Dataset excerpts
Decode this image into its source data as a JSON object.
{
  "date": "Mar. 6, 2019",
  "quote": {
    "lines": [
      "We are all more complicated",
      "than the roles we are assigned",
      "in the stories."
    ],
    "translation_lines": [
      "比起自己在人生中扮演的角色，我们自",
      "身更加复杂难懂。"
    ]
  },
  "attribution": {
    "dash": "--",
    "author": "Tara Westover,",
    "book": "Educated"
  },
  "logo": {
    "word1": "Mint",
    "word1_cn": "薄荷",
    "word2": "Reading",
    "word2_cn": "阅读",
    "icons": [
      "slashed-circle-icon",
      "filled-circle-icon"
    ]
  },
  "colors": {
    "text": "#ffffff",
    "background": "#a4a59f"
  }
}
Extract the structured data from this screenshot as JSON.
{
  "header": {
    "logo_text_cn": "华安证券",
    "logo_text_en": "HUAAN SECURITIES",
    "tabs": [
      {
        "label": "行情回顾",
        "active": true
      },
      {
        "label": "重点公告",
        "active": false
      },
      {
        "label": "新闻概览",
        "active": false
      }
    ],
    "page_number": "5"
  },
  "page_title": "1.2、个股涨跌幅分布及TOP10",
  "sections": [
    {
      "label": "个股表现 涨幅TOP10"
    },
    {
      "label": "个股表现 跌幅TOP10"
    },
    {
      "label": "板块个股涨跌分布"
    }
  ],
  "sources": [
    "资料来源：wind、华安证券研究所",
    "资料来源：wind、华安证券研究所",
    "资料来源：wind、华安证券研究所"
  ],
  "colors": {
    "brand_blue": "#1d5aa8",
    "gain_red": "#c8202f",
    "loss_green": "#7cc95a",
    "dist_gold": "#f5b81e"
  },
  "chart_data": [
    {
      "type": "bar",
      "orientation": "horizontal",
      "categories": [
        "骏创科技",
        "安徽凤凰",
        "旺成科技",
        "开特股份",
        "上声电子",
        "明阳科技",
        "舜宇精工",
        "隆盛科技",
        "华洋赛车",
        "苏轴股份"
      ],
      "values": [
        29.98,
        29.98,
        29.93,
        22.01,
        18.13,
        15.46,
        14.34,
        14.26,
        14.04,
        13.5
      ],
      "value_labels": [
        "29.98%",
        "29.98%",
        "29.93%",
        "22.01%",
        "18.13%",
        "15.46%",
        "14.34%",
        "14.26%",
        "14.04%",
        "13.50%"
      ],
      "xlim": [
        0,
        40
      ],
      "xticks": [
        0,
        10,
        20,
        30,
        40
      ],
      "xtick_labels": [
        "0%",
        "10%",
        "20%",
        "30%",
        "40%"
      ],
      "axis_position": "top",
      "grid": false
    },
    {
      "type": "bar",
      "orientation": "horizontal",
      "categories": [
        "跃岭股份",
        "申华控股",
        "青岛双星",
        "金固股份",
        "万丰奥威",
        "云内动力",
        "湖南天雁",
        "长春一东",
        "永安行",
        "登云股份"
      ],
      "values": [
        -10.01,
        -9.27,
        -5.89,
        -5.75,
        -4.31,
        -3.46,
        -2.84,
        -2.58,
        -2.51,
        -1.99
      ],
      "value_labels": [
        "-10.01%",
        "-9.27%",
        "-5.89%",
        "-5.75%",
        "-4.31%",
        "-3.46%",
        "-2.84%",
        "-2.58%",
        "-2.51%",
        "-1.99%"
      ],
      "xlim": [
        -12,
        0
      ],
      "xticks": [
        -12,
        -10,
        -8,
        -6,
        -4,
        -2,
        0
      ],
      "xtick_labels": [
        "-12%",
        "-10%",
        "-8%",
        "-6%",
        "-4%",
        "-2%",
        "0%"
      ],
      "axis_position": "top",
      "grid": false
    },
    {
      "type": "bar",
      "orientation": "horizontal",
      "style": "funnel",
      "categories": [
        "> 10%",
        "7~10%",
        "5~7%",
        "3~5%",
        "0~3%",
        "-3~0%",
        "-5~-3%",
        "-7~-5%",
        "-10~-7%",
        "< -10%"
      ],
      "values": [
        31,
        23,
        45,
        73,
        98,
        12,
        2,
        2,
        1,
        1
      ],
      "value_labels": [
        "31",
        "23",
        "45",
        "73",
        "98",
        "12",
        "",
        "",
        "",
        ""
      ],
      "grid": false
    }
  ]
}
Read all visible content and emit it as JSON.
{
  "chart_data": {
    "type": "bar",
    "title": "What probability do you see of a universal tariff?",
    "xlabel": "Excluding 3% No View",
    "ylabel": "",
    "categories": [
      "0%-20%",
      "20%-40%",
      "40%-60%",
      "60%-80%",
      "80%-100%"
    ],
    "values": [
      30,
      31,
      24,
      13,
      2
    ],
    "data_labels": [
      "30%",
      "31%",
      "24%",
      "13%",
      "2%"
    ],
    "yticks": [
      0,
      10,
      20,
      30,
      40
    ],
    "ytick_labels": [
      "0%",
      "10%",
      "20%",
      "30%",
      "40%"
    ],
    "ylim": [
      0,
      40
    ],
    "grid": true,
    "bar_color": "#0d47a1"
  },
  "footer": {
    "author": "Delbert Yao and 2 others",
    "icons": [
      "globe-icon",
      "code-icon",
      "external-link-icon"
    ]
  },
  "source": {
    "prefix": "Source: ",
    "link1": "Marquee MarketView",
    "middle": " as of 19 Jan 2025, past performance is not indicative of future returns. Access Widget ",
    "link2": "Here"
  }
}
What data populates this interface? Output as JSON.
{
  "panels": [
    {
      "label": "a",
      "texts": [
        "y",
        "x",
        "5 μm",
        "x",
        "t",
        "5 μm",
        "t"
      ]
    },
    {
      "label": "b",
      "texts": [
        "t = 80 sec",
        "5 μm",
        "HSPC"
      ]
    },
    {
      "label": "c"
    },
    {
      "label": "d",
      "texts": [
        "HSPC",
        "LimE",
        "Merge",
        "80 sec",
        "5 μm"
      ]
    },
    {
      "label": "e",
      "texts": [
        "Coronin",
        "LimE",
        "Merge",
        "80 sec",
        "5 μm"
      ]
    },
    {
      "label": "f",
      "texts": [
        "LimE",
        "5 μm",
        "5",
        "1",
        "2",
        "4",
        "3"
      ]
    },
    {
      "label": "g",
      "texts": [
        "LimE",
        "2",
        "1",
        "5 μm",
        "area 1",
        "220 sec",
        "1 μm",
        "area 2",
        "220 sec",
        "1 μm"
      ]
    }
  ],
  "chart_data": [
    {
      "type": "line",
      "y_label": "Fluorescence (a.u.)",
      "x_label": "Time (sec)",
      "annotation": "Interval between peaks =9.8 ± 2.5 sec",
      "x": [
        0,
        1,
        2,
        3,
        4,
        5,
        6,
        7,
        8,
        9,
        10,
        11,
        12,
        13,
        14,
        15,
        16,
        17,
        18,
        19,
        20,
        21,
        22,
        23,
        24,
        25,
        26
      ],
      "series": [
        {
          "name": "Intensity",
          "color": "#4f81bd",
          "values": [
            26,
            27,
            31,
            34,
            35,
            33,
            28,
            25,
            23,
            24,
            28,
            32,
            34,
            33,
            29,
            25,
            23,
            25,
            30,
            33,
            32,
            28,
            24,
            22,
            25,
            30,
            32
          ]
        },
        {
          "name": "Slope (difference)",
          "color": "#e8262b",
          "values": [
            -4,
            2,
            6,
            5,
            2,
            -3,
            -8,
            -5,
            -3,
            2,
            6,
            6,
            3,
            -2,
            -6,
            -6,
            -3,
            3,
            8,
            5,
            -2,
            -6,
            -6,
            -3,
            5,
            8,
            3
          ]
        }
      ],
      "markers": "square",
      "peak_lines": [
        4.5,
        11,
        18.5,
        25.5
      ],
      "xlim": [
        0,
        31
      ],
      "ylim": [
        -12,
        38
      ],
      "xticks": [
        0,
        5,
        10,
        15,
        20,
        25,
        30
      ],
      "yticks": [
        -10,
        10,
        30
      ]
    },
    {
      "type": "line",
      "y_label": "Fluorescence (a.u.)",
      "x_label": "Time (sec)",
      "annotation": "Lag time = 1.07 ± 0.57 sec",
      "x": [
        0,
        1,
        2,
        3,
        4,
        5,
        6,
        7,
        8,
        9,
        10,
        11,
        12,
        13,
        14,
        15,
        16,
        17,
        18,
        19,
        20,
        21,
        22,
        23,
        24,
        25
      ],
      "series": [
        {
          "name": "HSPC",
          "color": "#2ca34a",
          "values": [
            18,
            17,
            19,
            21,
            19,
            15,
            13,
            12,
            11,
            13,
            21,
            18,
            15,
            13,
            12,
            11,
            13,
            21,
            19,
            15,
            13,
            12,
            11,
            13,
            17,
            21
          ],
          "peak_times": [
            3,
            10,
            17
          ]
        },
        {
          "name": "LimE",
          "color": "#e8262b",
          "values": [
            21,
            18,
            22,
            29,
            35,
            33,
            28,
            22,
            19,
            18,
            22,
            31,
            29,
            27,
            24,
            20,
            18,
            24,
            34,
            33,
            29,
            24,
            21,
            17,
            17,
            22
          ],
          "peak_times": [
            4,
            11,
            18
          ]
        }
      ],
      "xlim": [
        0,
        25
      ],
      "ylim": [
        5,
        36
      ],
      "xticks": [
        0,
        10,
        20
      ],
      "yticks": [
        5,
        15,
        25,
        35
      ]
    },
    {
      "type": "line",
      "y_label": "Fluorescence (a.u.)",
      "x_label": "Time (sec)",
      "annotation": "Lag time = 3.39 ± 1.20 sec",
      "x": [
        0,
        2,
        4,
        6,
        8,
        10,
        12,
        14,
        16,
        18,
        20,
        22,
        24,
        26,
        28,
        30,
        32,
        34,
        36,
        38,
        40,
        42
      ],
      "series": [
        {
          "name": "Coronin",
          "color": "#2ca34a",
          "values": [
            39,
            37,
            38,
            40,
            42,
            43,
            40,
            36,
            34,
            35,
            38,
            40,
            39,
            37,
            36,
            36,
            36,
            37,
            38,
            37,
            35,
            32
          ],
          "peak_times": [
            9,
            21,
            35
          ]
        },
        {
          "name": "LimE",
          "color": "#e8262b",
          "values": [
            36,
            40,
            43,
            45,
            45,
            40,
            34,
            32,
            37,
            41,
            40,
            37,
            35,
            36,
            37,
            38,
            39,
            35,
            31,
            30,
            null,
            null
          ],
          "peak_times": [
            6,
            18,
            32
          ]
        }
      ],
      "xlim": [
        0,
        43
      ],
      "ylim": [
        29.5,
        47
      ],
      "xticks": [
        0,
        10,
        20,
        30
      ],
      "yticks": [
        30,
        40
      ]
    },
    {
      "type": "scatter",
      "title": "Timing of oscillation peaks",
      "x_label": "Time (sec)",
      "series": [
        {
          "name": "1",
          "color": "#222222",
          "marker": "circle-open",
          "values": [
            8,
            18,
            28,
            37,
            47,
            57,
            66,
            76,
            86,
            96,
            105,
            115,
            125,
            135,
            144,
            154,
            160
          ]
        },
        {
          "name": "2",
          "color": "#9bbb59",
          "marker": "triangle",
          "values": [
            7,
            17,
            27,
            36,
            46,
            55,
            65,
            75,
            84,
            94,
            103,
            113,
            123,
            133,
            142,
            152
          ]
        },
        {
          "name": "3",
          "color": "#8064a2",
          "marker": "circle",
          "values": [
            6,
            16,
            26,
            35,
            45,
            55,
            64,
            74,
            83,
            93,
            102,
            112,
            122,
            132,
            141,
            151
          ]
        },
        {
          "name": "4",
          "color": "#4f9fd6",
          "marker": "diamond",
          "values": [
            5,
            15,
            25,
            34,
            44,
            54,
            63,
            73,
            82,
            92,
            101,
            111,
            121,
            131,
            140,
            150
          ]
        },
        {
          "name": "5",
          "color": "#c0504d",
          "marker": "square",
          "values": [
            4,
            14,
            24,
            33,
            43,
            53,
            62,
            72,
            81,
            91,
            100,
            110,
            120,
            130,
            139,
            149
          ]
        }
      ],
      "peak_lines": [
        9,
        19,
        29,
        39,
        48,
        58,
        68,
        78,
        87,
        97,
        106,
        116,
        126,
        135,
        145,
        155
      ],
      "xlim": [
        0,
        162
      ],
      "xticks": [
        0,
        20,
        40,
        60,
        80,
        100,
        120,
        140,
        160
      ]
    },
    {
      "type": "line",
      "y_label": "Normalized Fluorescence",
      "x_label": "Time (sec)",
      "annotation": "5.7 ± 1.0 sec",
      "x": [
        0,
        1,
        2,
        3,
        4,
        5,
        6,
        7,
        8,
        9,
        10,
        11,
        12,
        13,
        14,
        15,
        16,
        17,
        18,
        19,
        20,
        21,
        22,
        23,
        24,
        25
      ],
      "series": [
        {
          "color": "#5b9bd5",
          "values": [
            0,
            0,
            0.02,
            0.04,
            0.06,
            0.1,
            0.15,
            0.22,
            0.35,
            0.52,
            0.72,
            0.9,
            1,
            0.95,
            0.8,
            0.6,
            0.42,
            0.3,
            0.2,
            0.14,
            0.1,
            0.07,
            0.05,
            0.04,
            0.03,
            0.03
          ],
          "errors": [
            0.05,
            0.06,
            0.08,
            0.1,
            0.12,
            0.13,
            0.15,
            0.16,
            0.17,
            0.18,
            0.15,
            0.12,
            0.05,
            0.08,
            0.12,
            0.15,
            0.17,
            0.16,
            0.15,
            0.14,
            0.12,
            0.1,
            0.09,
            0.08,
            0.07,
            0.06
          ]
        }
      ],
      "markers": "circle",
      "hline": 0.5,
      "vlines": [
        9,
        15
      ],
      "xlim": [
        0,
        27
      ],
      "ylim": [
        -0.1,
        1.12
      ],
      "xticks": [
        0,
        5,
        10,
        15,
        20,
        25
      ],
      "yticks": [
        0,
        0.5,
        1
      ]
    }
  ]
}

Your objective
Show the lines where the word "个股表现" appears in the entries.

Completed exercise
      "label": "个股表现 涨幅TOP10"
      "label": "个股表现 跌幅TOP10"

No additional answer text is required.